[Information given Boundary: Start]

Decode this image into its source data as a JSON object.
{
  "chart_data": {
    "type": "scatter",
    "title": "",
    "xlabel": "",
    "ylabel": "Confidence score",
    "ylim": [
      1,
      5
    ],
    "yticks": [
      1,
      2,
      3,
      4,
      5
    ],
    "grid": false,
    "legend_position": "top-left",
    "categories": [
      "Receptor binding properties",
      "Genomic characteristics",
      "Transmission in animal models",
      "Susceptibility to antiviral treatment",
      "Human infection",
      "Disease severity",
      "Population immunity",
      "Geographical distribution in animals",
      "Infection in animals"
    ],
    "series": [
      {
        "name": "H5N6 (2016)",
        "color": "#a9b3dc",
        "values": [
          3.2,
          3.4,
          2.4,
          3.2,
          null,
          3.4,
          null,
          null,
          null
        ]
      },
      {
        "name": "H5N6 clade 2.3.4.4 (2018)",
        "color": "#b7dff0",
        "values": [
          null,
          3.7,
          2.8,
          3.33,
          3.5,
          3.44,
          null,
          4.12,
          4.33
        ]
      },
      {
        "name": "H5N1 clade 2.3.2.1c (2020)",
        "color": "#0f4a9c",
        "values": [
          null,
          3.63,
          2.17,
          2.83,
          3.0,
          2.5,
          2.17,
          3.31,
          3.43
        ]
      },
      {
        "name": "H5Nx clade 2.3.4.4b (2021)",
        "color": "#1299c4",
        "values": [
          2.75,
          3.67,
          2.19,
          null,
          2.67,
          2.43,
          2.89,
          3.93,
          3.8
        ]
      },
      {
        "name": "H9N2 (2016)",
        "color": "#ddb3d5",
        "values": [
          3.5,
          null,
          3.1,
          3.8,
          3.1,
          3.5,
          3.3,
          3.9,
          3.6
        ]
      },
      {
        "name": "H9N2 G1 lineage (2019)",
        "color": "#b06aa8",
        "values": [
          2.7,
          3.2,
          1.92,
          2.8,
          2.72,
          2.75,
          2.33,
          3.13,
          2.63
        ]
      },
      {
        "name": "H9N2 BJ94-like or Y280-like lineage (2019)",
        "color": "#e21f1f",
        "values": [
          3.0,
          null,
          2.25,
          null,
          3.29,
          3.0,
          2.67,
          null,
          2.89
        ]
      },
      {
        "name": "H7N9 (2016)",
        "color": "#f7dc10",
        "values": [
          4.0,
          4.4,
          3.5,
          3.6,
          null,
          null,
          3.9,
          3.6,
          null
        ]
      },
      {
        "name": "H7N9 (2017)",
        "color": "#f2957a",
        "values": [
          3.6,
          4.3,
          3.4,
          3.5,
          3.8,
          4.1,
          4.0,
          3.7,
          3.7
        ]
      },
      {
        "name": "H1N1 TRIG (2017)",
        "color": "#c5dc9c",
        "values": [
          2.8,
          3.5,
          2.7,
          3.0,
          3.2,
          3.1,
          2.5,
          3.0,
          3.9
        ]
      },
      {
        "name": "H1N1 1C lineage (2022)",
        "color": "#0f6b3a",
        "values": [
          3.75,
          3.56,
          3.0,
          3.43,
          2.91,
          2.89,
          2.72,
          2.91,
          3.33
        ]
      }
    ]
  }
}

[Information given Boundary: End]

| Your goal |
Give back all of the entries above, unchanged in every word.

| Result of this task |
Decode this image into its source data as a JSON object.
{
  "chart_data": {
    "type": "scatter",
    "title": "",
    "xlabel": "",
    "ylabel": "Confidence score",
    "ylim": [
      1,
      5
    ],
    "yticks": [
      1,
      2,
      3,
      4,
      5
    ],
    "grid": false,
    "legend_position": "top-left",
    "categories": [
      "Receptor binding properties",
      "Genomic characteristics",
      "Transmission in animal models",
      "Susceptibility to antiviral treatment",
      "Human infection",
      "Disease severity",
      "Population immunity",
      "Geographical distribution in animals",
      "Infection in animals"
    ],
    "series": [
      {
        "name": "H5N6 (2016)",
        "color": "#a9b3dc",
        "values": [
          3.2,
          3.4,
          2.4,
          3.2,
          null,
          3.4,
          null,
          null,
          null
        ]
      },
      {
        "name": "H5N6 clade 2.3.4.4 (2018)",
        "color": "#b7dff0",
        "values": [
          null,
          3.7,
          2.8,
          3.33,
          3.5,
          3.44,
          null,
          4.12,
          4.33
        ]
      },
      {
        "name": "H5N1 clade 2.3.2.1c (2020)",
        "color": "#0f4a9c",
        "values": [
          null,
          3.63,
          2.17,
          2.83,
          3.0,
          2.5,
          2.17,
          3.31,
          3.43
        ]
      },
      {
        "name": "H5Nx clade 2.3.4.4b (2021)",
        "color": "#1299c4",
        "values": [
          2.75,
          3.67,
          2.19,
          null,
          2.67,
          2.43,
          2.89,
          3.93,
          3.8
        ]
      },
      {
        "name": "H9N2 (2016)",
        "color": "#ddb3d5",
        "values": [
          3.5,
          null,
          3.1,
          3.8,
          3.1,
          3.5,
          3.3,
          3.9,
          3.6
        ]
      },
      {
        "name": "H9N2 G1 lineage (2019)",
        "color": "#b06aa8",
        "values": [
          2.7,
          3.2,
          1.92,
          2.8,
          2.72,
          2.75,
          2.33,
          3.13,
          2.63
        ]
      },
      {
        "name": "H9N2 BJ94-like or Y280-like lineage (2019)",
        "color": "#e21f1f",
        "values": [
          3.0,
          null,
          2.25,
          null,
          3.29,
          3.0,
          2.67,
          null,
          2.89
        ]
      },
      {
        "name": "H7N9 (2016)",
        "color": "#f7dc10",
        "values": [
          4.0,
          4.4,
          3.5,
          3.6,
          null,
          null,
          3.9,
          3.6,
          null
        ]
      },
      {
        "name": "H7N9 (2017)",
        "color": "#f2957a",
        "values": [
          3.6,
          4.3,
          3.4,
          3.5,
          3.8,
          4.1,
          4.0,
          3.7,
          3.7
        ]
      },
      {
        "name": "H1N1 TRIG (2017)",
        "color": "#c5dc9c",
        "values": [
          2.8,
          3.5,
          2.7,
          3.0,
          3.2,
          3.1,
          2.5,
          3.0,
          3.9
        ]
      },
      {
        "name": "H1N1 1C lineage (2022)",
        "color": "#0f6b3a",
        "values": [
          3.75,
          3.56,
          3.0,
          3.43,
          2.91,
          2.89,
          2.72,
          2.91,
          3.33
        ]
      }
    ]
  }
}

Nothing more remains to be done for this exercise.